我是靠谱客的博主 自然羽毛,最近开发中收集的这篇文章主要介绍PostgreSQL 源码解读(11)- 插入数据#10(PortalRunMulti和Por...,觉得挺不错的,现在分享给大家,希望可以做个参考。
概述
本文简单介绍了PG插入数据部分的源码,主要内容包括PortalRunMulti函数和PortalRun函数的实现逻辑,PortalRunMulti函数和PortalRun均位于pquery.c文件中。
一、基础信息
PortalRunMulti函数使用的数据结构、宏定义以及依赖的函数等。
数据结构/宏定义
1、Portal
typedef struct PortalData *Portal;
typedef struct PortalData
{
/* Bookkeeping data */
const char *name; /* portal's name */
const char *prepStmtName; /* source prepared statement (NULL if none) */
MemoryContext portalContext; /* subsidiary memory for portal */
ResourceOwner resowner; /* resources owned by portal */
void (*cleanup) (Portal portal); /* cleanup hook */
/*
* State data for remembering which subtransaction(s) the portal was
* created or used in. If the portal is held over from a previous
* transaction, both subxids are InvalidSubTransactionId. Otherwise,
* createSubid is the creating subxact and activeSubid is the last subxact
* in which we ran the portal.

◆ **材料**
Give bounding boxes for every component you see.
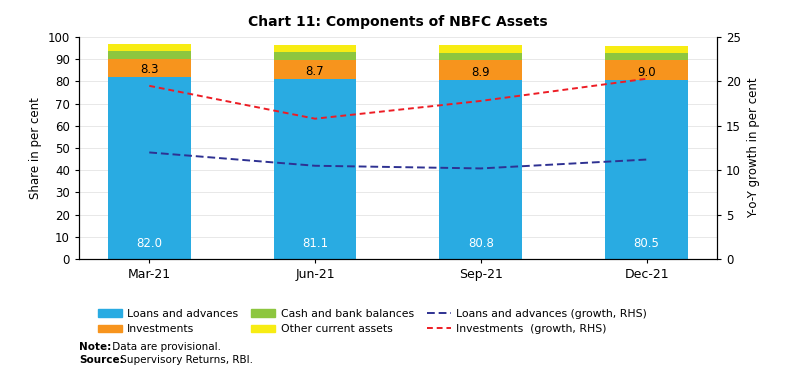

◆ **问题描述**
根据所给文本,PortalRunMulti函数和PortalRun函数位于哪个源文件中?

◆ **正确答案**
两者均位于pquery.c文件中。